* START DATA ENTRIES *

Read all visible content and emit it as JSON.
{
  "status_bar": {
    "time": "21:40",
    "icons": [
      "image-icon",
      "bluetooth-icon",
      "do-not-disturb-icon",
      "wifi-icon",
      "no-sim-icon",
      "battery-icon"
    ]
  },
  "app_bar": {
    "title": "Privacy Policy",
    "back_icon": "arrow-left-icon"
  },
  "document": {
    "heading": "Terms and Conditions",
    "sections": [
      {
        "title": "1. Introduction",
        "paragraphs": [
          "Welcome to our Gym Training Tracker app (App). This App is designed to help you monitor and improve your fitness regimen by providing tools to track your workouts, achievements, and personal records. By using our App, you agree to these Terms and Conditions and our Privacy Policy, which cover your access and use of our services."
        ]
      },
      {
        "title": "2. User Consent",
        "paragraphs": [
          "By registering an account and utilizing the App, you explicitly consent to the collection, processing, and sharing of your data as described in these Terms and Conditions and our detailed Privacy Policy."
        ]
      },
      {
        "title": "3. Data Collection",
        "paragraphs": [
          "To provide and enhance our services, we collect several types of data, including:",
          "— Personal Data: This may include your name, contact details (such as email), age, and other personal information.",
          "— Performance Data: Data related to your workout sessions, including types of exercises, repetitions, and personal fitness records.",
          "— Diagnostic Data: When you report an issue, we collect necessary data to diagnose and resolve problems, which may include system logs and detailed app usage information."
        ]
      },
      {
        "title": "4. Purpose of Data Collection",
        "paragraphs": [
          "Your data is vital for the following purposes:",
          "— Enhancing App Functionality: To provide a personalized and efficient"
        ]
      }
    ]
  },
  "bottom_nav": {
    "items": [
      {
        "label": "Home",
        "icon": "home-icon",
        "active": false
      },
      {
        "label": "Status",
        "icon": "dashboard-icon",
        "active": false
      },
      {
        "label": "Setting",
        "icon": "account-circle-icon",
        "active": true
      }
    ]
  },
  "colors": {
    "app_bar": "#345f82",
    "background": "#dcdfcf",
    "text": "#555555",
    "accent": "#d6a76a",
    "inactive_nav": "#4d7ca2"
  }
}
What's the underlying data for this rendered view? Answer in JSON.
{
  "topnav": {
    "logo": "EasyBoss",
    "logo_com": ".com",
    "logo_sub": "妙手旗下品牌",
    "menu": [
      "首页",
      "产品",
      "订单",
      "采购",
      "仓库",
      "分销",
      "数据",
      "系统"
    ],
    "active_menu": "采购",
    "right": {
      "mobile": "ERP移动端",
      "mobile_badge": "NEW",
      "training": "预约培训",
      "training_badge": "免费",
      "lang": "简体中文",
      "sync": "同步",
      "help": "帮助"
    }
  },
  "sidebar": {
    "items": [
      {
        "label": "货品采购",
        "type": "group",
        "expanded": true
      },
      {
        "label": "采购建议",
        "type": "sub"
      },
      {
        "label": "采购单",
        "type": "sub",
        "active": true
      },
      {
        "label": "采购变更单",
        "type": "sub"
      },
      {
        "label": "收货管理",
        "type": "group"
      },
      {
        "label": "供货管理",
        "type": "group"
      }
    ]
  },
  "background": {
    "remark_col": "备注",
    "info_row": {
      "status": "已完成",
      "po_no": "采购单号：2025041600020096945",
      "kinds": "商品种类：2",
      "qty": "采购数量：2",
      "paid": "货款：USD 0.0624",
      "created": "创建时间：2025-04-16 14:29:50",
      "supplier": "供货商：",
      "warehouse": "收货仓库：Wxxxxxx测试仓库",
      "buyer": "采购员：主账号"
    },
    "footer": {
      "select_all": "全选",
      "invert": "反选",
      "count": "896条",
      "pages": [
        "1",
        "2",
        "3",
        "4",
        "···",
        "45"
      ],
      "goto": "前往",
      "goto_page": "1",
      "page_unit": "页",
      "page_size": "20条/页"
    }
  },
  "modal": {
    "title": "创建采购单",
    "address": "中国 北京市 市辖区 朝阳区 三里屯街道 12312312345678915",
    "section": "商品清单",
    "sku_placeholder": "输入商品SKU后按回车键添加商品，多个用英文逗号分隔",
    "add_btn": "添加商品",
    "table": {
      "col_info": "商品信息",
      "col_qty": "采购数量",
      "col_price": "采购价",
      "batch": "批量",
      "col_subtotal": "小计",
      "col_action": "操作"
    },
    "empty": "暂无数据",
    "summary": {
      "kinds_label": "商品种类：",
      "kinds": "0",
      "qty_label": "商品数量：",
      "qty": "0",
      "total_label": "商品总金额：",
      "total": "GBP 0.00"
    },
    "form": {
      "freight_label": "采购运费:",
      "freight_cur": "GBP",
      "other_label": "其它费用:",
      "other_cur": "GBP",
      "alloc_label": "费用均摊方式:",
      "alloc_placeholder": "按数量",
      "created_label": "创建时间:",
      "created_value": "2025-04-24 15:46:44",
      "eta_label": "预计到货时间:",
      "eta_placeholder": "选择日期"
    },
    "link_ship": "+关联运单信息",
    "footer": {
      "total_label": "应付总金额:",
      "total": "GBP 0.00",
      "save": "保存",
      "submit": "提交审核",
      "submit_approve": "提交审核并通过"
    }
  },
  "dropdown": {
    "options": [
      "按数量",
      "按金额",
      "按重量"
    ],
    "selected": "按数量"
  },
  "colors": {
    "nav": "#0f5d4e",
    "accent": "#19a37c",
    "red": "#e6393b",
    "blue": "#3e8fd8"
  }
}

* END DATA ENTRIES *

- [EXERCISE DETAILS]
Copy each line from the records above that includes the string "services".

- [FINAL RESULT]
          "Welcome to our Gym Training Tracker app (App). This App is designed to help you monitor and improve your fitness regimen by providing tools to track your workouts, achievements, and personal records. By using our App, you agree to these Terms and Conditions and our Privacy Policy, which cover your access and use of our services."
          "To provide and enhance our services, we collect several types of data, including:",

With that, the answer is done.